Structured figure records:
•••

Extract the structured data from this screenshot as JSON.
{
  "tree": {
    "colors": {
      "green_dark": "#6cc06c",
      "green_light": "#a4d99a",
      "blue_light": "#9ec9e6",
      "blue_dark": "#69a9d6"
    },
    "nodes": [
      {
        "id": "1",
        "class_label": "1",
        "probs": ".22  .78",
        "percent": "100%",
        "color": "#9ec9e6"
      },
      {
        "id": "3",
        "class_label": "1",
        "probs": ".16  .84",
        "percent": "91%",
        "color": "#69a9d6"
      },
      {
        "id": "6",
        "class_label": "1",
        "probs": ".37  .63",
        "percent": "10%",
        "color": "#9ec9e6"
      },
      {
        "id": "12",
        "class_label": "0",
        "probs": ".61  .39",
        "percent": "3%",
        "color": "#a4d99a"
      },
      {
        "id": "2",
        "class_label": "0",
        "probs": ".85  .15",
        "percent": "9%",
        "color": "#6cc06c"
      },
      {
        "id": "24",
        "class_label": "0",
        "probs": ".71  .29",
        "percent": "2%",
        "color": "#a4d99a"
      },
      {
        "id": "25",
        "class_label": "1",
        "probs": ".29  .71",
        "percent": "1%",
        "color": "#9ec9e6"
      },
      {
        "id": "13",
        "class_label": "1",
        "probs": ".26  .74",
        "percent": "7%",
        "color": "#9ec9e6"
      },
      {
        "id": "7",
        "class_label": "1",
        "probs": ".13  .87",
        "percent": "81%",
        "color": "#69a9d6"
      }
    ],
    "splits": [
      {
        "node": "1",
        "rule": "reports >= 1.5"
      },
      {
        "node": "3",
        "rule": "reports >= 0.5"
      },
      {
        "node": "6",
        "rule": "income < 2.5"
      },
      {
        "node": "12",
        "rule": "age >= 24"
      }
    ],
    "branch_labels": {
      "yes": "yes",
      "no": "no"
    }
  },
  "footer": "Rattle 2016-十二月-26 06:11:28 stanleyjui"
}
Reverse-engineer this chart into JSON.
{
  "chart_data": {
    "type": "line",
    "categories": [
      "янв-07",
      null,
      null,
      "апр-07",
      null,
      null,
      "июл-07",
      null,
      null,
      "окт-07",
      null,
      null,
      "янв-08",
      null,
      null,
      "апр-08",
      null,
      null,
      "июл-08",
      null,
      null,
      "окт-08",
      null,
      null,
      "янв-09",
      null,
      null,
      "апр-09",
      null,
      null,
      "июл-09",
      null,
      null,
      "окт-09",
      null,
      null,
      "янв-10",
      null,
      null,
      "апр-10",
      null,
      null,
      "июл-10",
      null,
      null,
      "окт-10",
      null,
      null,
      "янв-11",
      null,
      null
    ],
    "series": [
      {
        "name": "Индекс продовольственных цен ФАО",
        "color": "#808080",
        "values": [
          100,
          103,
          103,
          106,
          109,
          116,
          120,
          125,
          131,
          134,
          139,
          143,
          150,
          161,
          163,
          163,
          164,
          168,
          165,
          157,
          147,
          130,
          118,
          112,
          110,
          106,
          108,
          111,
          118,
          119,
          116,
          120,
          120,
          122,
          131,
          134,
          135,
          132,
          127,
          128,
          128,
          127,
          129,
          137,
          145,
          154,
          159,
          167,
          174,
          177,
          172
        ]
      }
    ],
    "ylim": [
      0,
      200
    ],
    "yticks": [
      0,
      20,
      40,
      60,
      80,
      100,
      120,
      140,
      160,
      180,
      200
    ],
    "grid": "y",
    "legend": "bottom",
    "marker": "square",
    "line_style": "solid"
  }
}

•••

YOUR GOAL »
Would you restate each of the entries word for word?

WRITTEN RESPONSE »
Extract the structured data from this screenshot as JSON.
{
  "tree": {
    "colors": {
      "green_dark": "#6cc06c",
      "green_light": "#a4d99a",
      "blue_light": "#9ec9e6",
      "blue_dark": "#69a9d6"
    },
    "nodes": [
      {
        "id": "1",
        "class_label": "1",
        "probs": ".22  .78",
        "percent": "100%",
        "color": "#9ec9e6"
      },
      {
        "id": "3",
        "class_label": "1",
        "probs": ".16  .84",
        "percent": "91%",
        "color": "#69a9d6"
      },
      {
        "id": "6",
        "class_label": "1",
        "probs": ".37  .63",
        "percent": "10%",
        "color": "#9ec9e6"
      },
      {
        "id": "12",
        "class_label": "0",
        "probs": ".61  .39",
        "percent": "3%",
        "color": "#a4d99a"
      },
      {
        "id": "2",
        "class_label": "0",
        "probs": ".85  .15",
        "percent": "9%",
        "color": "#6cc06c"
      },
      {
        "id": "24",
        "class_label": "0",
        "probs": ".71  .29",
        "percent": "2%",
        "color": "#a4d99a"
      },
      {
        "id": "25",
        "class_label": "1",
        "probs": ".29  .71",
        "percent": "1%",
        "color": "#9ec9e6"
      },
      {
        "id": "13",
        "class_label": "1",
        "probs": ".26  .74",
        "percent": "7%",
        "color": "#9ec9e6"
      },
      {
        "id": "7",
        "class_label": "1",
        "probs": ".13  .87",
        "percent": "81%",
        "color": "#69a9d6"
      }
    ],
    "splits": [
      {
        "node": "1",
        "rule": "reports >= 1.5"
      },
      {
        "node": "3",
        "rule": "reports >= 0.5"
      },
      {
        "node": "6",
        "rule": "income < 2.5"
      },
      {
        "node": "12",
        "rule": "age >= 24"
      }
    ],
    "branch_labels": {
      "yes": "yes",
      "no": "no"
    }
  },
  "footer": "Rattle 2016-十二月-26 06:11:28 stanleyjui"
}
Reverse-engineer this chart into JSON.
{
  "chart_data": {
    "type": "line",
    "categories": [
      "янв-07",
      null,
      null,
      "апр-07",
      null,
      null,
      "июл-07",
      null,
      null,
      "окт-07",
      null,
      null,
      "янв-08",
      null,
      null,
      "апр-08",
      null,
      null,
      "июл-08",
      null,
      null,
      "окт-08",
      null,
      null,
      "янв-09",
      null,
      null,
      "апр-09",
      null,
      null,
      "июл-09",
      null,
      null,
      "окт-09",
      null,
      null,
      "янв-10",
      null,
      null,
      "апр-10",
      null,
      null,
      "июл-10",
      null,
      null,
      "окт-10",
      null,
      null,
      "янв-11",
      null,
      null
    ],
    "series": [
      {
        "name": "Индекс продовольственных цен ФАО",
        "color": "#808080",
        "values": [
          100,
          103,
          103,
          106,
          109,
          116,
          120,
          125,
          131,
          134,
          139,
          143,
          150,
          161,
          163,
          163,
          164,
          168,
          165,
          157,
          147,
          130,
          118,
          112,
          110,
          106,
          108,
          111,
          118,
          119,
          116,
          120,
          120,
          122,
          131,
          134,
          135,
          132,
          127,
          128,
          128,
          127,
          129,
          137,
          145,
          154,
          159,
          167,
          174,
          177,
          172
        ]
      }
    ],
    "ylim": [
      0,
      200
    ],
    "yticks": [
      0,
      20,
      40,
      60,
      80,
      100,
      120,
      140,
      160,
      180,
      200
    ],
    "grid": "y",
    "legend": "bottom",
    "marker": "square",
    "line_style": "solid"
  }
}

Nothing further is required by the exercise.